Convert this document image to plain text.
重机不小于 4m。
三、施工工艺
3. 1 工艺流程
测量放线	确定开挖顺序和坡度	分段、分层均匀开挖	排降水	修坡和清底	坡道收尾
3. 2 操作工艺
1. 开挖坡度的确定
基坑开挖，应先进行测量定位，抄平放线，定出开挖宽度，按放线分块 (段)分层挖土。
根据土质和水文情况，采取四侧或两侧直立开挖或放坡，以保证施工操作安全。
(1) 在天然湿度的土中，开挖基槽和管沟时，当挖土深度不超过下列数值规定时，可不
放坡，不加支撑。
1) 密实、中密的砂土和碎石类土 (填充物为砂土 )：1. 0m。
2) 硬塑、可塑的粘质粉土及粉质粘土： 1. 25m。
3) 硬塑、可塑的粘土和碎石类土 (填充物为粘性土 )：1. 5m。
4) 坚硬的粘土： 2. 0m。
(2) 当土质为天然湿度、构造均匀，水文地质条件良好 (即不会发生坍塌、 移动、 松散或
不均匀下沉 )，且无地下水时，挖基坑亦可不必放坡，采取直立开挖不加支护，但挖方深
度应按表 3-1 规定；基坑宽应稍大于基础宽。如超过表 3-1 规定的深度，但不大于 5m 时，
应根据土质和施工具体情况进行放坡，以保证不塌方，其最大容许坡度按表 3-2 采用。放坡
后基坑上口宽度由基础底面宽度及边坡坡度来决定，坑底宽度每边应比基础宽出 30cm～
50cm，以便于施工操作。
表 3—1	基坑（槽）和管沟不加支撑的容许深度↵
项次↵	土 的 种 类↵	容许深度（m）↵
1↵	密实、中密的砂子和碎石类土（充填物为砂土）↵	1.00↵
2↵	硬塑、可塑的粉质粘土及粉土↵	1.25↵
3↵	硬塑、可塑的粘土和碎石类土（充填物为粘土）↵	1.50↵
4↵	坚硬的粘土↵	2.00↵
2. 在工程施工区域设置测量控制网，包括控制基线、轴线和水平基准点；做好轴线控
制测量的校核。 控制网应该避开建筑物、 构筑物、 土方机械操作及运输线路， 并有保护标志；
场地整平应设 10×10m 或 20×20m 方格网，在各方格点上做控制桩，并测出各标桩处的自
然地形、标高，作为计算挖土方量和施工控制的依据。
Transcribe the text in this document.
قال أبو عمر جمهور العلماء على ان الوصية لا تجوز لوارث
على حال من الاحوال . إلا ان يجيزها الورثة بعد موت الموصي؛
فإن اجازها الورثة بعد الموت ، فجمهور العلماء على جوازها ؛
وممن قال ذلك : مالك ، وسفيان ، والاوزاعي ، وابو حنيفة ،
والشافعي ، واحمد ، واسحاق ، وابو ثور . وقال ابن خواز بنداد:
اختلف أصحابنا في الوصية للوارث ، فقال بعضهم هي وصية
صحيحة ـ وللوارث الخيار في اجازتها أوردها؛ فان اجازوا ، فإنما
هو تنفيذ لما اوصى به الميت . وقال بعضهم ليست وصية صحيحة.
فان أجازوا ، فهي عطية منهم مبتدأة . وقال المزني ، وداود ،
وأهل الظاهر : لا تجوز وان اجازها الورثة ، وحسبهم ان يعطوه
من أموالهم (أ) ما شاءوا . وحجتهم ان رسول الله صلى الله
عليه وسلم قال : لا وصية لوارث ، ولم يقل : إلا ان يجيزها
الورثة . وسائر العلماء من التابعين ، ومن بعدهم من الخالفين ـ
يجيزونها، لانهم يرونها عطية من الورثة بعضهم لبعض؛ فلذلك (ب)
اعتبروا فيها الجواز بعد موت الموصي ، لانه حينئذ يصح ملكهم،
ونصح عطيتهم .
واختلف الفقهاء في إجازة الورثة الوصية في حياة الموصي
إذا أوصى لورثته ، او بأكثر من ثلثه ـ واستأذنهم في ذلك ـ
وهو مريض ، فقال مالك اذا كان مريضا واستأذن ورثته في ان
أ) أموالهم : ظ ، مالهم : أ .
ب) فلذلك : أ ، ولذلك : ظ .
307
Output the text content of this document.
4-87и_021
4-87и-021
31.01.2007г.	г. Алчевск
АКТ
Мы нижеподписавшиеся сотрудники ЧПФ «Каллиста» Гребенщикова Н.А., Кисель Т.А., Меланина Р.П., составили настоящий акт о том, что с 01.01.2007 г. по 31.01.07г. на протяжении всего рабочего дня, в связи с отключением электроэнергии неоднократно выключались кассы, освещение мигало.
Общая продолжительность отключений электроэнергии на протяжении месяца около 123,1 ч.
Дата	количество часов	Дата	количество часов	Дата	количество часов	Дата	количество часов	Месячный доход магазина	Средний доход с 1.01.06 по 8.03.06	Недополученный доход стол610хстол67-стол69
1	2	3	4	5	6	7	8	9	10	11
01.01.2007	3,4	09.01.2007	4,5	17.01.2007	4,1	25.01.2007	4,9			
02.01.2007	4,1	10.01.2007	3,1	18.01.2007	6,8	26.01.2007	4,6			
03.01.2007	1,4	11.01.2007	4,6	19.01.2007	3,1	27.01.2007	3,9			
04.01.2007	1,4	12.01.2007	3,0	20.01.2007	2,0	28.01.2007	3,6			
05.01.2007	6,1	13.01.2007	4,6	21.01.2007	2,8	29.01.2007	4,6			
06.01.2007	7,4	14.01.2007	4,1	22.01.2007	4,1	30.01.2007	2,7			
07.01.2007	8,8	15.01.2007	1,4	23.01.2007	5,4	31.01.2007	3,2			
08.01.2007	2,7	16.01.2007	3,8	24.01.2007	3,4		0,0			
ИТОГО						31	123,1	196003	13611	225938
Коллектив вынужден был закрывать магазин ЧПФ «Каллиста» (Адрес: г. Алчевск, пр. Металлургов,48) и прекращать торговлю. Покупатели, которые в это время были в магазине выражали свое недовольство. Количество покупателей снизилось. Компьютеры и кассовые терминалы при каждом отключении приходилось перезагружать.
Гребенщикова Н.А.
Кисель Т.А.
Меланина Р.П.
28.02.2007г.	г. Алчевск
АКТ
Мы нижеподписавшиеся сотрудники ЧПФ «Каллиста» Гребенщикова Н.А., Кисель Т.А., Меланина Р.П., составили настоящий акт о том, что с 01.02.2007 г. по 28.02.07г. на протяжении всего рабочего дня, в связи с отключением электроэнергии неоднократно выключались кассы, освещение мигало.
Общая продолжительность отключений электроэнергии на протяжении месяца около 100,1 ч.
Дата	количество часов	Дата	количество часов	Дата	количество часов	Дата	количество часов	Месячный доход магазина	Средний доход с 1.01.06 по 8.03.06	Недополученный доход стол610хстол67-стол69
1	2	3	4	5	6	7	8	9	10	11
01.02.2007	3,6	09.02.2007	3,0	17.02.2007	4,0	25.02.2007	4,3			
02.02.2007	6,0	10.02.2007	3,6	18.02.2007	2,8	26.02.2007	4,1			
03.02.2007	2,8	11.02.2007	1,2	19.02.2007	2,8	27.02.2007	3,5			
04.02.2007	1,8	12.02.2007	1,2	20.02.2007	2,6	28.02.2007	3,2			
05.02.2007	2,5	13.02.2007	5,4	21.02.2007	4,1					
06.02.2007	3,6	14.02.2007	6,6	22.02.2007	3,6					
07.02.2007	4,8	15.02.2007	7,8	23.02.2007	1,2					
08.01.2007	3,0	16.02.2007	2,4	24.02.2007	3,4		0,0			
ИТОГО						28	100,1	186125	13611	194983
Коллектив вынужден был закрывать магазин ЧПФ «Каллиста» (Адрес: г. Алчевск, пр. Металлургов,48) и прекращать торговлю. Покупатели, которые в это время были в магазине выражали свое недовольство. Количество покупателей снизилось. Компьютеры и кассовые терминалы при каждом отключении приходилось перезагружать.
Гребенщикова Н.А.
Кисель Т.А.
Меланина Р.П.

* * *

The word "صحيحة" may turn up on some lines of these records; say how many, with no other words.

2